WHAT TO PRODUCE
Your task is to repeat all of the material exactly.

RECORDS SUPPLIED
○ ○ ○

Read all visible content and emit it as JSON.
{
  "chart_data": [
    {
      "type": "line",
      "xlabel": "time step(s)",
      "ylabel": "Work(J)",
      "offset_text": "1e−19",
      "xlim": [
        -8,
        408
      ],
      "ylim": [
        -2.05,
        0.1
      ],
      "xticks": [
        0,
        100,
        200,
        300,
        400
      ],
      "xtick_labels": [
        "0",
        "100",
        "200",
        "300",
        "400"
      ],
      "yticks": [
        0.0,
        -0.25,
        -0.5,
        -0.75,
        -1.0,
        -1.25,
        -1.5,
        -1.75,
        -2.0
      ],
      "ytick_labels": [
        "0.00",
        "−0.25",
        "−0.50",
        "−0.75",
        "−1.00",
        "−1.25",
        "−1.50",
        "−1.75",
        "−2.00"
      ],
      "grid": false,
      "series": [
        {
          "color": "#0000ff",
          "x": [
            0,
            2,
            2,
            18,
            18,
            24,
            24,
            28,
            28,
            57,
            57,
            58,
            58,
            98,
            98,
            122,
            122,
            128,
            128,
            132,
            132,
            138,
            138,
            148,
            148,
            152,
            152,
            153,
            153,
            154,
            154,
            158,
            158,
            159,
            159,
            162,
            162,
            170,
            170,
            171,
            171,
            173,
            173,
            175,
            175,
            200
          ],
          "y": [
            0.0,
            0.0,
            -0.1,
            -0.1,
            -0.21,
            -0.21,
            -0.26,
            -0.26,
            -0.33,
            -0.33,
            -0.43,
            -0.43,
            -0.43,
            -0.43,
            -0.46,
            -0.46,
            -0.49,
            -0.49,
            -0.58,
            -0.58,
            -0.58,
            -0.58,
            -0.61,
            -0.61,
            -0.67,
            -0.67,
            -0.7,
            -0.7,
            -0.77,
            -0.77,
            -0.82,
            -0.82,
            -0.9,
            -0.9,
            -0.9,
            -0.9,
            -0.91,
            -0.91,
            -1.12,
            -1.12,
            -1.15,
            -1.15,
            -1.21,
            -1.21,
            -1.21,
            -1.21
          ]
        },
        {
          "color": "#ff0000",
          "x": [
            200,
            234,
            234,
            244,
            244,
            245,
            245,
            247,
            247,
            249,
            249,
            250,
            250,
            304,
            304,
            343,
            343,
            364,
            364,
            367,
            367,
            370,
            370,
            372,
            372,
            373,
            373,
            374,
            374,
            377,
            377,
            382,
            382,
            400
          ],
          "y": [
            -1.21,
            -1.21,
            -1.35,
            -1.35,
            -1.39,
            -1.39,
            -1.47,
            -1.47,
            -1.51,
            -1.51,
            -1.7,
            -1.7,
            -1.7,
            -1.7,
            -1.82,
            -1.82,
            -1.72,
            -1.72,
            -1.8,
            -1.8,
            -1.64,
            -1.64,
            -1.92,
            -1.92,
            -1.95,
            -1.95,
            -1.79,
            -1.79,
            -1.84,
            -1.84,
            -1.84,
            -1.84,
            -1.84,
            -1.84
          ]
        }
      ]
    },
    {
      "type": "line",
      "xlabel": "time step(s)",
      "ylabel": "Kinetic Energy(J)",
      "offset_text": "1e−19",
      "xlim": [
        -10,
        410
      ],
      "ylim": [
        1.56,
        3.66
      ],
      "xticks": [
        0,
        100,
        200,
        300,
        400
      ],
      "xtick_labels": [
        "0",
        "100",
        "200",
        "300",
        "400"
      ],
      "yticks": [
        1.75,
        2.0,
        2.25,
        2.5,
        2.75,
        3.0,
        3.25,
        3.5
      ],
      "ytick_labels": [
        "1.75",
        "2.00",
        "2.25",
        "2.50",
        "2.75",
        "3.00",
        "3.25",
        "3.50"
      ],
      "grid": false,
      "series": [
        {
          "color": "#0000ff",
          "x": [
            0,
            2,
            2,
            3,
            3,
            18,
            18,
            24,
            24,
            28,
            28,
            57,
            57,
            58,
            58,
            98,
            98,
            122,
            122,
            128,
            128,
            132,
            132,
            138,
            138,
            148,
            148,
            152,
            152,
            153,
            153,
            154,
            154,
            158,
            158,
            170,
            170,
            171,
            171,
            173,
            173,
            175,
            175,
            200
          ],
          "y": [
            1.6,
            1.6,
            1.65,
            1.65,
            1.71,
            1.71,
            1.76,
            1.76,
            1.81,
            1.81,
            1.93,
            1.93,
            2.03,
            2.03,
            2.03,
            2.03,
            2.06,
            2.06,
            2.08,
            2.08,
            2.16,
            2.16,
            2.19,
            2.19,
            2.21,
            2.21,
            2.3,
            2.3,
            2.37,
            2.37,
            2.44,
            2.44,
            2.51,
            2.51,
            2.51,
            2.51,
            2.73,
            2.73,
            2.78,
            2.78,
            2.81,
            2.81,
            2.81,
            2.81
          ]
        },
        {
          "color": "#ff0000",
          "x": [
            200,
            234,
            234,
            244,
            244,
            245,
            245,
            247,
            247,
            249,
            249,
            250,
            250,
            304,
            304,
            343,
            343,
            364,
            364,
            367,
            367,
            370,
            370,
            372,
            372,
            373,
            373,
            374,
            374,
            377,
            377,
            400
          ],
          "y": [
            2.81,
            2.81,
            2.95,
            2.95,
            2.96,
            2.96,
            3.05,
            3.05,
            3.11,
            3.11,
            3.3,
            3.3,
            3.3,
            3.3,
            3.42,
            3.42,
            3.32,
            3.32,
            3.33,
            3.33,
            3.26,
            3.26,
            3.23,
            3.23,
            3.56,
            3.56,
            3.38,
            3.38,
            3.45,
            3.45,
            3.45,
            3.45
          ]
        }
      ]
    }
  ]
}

○ ○ ○

TASK OUTPUT
Read all visible content and emit it as JSON.
{
  "chart_data": [
    {
      "type": "line",
      "xlabel": "time step(s)",
      "ylabel": "Work(J)",
      "offset_text": "1e−19",
      "xlim": [
        -8,
        408
      ],
      "ylim": [
        -2.05,
        0.1
      ],
      "xticks": [
        0,
        100,
        200,
        300,
        400
      ],
      "xtick_labels": [
        "0",
        "100",
        "200",
        "300",
        "400"
      ],
      "yticks": [
        0.0,
        -0.25,
        -0.5,
        -0.75,
        -1.0,
        -1.25,
        -1.5,
        -1.75,
        -2.0
      ],
      "ytick_labels": [
        "0.00",
        "−0.25",
        "−0.50",
        "−0.75",
        "−1.00",
        "−1.25",
        "−1.50",
        "−1.75",
        "−2.00"
      ],
      "grid": false,
      "series": [
        {
          "color": "#0000ff",
          "x": [
            0,
            2,
            2,
            18,
            18,
            24,
            24,
            28,
            28,
            57,
            57,
            58,
            58,
            98,
            98,
            122,
            122,
            128,
            128,
            132,
            132,
            138,
            138,
            148,
            148,
            152,
            152,
            153,
            153,
            154,
            154,
            158,
            158,
            159,
            159,
            162,
            162,
            170,
            170,
            171,
            171,
            173,
            173,
            175,
            175,
            200
          ],
          "y": [
            0.0,
            0.0,
            -0.1,
            -0.1,
            -0.21,
            -0.21,
            -0.26,
            -0.26,
            -0.33,
            -0.33,
            -0.43,
            -0.43,
            -0.43,
            -0.43,
            -0.46,
            -0.46,
            -0.49,
            -0.49,
            -0.58,
            -0.58,
            -0.58,
            -0.58,
            -0.61,
            -0.61,
            -0.67,
            -0.67,
            -0.7,
            -0.7,
            -0.77,
            -0.77,
            -0.82,
            -0.82,
            -0.9,
            -0.9,
            -0.9,
            -0.9,
            -0.91,
            -0.91,
            -1.12,
            -1.12,
            -1.15,
            -1.15,
            -1.21,
            -1.21,
            -1.21,
            -1.21
          ]
        },
        {
          "color": "#ff0000",
          "x": [
            200,
            234,
            234,
            244,
            244,
            245,
            245,
            247,
            247,
            249,
            249,
            250,
            250,
            304,
            304,
            343,
            343,
            364,
            364,
            367,
            367,
            370,
            370,
            372,
            372,
            373,
            373,
            374,
            374,
            377,
            377,
            382,
            382,
            400
          ],
          "y": [
            -1.21,
            -1.21,
            -1.35,
            -1.35,
            -1.39,
            -1.39,
            -1.47,
            -1.47,
            -1.51,
            -1.51,
            -1.7,
            -1.7,
            -1.7,
            -1.7,
            -1.82,
            -1.82,
            -1.72,
            -1.72,
            -1.8,
            -1.8,
            -1.64,
            -1.64,
            -1.92,
            -1.92,
            -1.95,
            -1.95,
            -1.79,
            -1.79,
            -1.84,
            -1.84,
            -1.84,
            -1.84,
            -1.84,
            -1.84
          ]
        }
      ]
    },
    {
      "type": "line",
      "xlabel": "time step(s)",
      "ylabel": "Kinetic Energy(J)",
      "offset_text": "1e−19",
      "xlim": [
        -10,
        410
      ],
      "ylim": [
        1.56,
        3.66
      ],
      "xticks": [
        0,
        100,
        200,
        300,
        400
      ],
      "xtick_labels": [
        "0",
        "100",
        "200",
        "300",
        "400"
      ],
      "yticks": [
        1.75,
        2.0,
        2.25,
        2.5,
        2.75,
        3.0,
        3.25,
        3.5
      ],
      "ytick_labels": [
        "1.75",
        "2.00",
        "2.25",
        "2.50",
        "2.75",
        "3.00",
        "3.25",
        "3.50"
      ],
      "grid": false,
      "series": [
        {
          "color": "#0000ff",
          "x": [
            0,
            2,
            2,
            3,
            3,
            18,
            18,
            24,
            24,
            28,
            28,
            57,
            57,
            58,
            58,
            98,
            98,
            122,
            122,
            128,
            128,
            132,
            132,
            138,
            138,
            148,
            148,
            152,
            152,
            153,
            153,
            154,
            154,
            158,
            158,
            170,
            170,
            171,
            171,
            173,
            173,
            175,
            175,
            200
          ],
          "y": [
            1.6,
            1.6,
            1.65,
            1.65,
            1.71,
            1.71,
            1.76,
            1.76,
            1.81,
            1.81,
            1.93,
            1.93,
            2.03,
            2.03,
            2.03,
            2.03,
            2.06,
            2.06,
            2.08,
            2.08,
            2.16,
            2.16,
            2.19,
            2.19,
            2.21,
            2.21,
            2.3,
            2.3,
            2.37,
            2.37,
            2.44,
            2.44,
            2.51,
            2.51,
            2.51,
            2.51,
            2.73,
            2.73,
            2.78,
            2.78,
            2.81,
            2.81,
            2.81,
            2.81
          ]
        },
        {
          "color": "#ff0000",
          "x": [
            200,
            234,
            234,
            244,
            244,
            245,
            245,
            247,
            247,
            249,
            249,
            250,
            250,
            304,
            304,
            343,
            343,
            364,
            364,
            367,
            367,
            370,
            370,
            372,
            372,
            373,
            373,
            374,
            374,
            377,
            377,
            400
          ],
          "y": [
            2.81,
            2.81,
            2.95,
            2.95,
            2.96,
            2.96,
            3.05,
            3.05,
            3.11,
            3.11,
            3.3,
            3.3,
            3.3,
            3.3,
            3.42,
            3.42,
            3.32,
            3.32,
            3.33,
            3.33,
            3.26,
            3.26,
            3.23,
            3.23,
            3.56,
            3.56,
            3.38,
            3.38,
            3.45,
            3.45,
            3.45,
            3.45
          ]
        }
      ]
    }
  ]
}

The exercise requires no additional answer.